--- Start Supplied material ---

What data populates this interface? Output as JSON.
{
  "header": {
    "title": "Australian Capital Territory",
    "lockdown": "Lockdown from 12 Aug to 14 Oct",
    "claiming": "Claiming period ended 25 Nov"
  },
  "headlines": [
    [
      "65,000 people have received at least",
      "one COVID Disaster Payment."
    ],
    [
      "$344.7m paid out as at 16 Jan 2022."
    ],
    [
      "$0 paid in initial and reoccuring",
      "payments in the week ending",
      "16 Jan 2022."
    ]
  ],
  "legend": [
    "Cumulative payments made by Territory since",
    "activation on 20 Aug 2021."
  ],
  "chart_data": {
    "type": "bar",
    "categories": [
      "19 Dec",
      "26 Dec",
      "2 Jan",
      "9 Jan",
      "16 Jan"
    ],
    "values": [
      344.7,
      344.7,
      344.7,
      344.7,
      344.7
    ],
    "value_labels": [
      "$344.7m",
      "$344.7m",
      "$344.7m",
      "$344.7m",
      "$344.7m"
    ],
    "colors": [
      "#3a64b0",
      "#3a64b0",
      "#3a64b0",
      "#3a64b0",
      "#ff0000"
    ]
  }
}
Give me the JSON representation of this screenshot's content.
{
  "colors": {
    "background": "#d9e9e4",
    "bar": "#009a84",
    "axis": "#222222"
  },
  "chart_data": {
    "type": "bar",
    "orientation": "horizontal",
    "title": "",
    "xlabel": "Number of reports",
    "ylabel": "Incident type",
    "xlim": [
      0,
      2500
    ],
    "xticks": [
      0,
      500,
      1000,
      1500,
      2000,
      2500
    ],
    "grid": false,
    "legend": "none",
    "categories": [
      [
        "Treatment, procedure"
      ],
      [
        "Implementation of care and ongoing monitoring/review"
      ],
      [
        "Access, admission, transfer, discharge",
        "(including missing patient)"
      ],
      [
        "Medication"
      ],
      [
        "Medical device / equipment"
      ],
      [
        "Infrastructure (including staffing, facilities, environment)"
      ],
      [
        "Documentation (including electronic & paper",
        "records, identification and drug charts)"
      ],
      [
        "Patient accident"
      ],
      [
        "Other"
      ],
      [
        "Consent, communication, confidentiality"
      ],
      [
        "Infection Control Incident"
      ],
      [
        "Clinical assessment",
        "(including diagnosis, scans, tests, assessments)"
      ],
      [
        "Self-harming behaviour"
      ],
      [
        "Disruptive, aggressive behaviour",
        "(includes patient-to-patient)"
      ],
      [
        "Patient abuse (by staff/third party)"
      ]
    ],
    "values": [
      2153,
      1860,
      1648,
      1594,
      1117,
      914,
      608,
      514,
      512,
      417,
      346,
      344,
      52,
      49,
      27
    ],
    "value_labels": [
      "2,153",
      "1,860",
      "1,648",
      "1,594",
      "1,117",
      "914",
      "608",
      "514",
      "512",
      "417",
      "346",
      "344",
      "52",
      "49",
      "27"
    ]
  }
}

--- End Supplied material ---

▶ Task objective
Can you give every line above again, exactly as written?

▶ Task response
What data populates this interface? Output as JSON.
{
  "header": {
    "title": "Australian Capital Territory",
    "lockdown": "Lockdown from 12 Aug to 14 Oct",
    "claiming": "Claiming period ended 25 Nov"
  },
  "headlines": [
    [
      "65,000 people have received at least",
      "one COVID Disaster Payment."
    ],
    [
      "$344.7m paid out as at 16 Jan 2022."
    ],
    [
      "$0 paid in initial and reoccuring",
      "payments in the week ending",
      "16 Jan 2022."
    ]
  ],
  "legend": [
    "Cumulative payments made by Territory since",
    "activation on 20 Aug 2021."
  ],
  "chart_data": {
    "type": "bar",
    "categories": [
      "19 Dec",
      "26 Dec",
      "2 Jan",
      "9 Jan",
      "16 Jan"
    ],
    "values": [
      344.7,
      344.7,
      344.7,
      344.7,
      344.7
    ],
    "value_labels": [
      "$344.7m",
      "$344.7m",
      "$344.7m",
      "$344.7m",
      "$344.7m"
    ],
    "colors": [
      "#3a64b0",
      "#3a64b0",
      "#3a64b0",
      "#3a64b0",
      "#ff0000"
    ]
  }
}
Give me the JSON representation of this screenshot's content.
{
  "colors": {
    "background": "#d9e9e4",
    "bar": "#009a84",
    "axis": "#222222"
  },
  "chart_data": {
    "type": "bar",
    "orientation": "horizontal",
    "title": "",
    "xlabel": "Number of reports",
    "ylabel": "Incident type",
    "xlim": [
      0,
      2500
    ],
    "xticks": [
      0,
      500,
      1000,
      1500,
      2000,
      2500
    ],
    "grid": false,
    "legend": "none",
    "categories": [
      [
        "Treatment, procedure"
      ],
      [
        "Implementation of care and ongoing monitoring/review"
      ],
      [
        "Access, admission, transfer, discharge",
        "(including missing patient)"
      ],
      [
        "Medication"
      ],
      [
        "Medical device / equipment"
      ],
      [
        "Infrastructure (including staffing, facilities, environment)"
      ],
      [
        "Documentation (including electronic & paper",
        "records, identification and drug charts)"
      ],
      [
        "Patient accident"
      ],
      [
        "Other"
      ],
      [
        "Consent, communication, confidentiality"
      ],
      [
        "Infection Control Incident"
      ],
      [
        "Clinical assessment",
        "(including diagnosis, scans, tests, assessments)"
      ],
      [
        "Self-harming behaviour"
      ],
      [
        "Disruptive, aggressive behaviour",
        "(includes patient-to-patient)"
      ],
      [
        "Patient abuse (by staff/third party)"
      ]
    ],
    "values": [
      2153,
      1860,
      1648,
      1594,
      1117,
      914,
      608,
      514,
      512,
      417,
      346,
      344,
      52,
      49,
      27
    ],
    "value_labels": [
      "2,153",
      "1,860",
      "1,648",
      "1,594",
      "1,117",
      "914",
      "608",
      "514",
      "512",
      "417",
      "346",
      "344",
      "52",
      "49",
      "27"
    ]
  }
}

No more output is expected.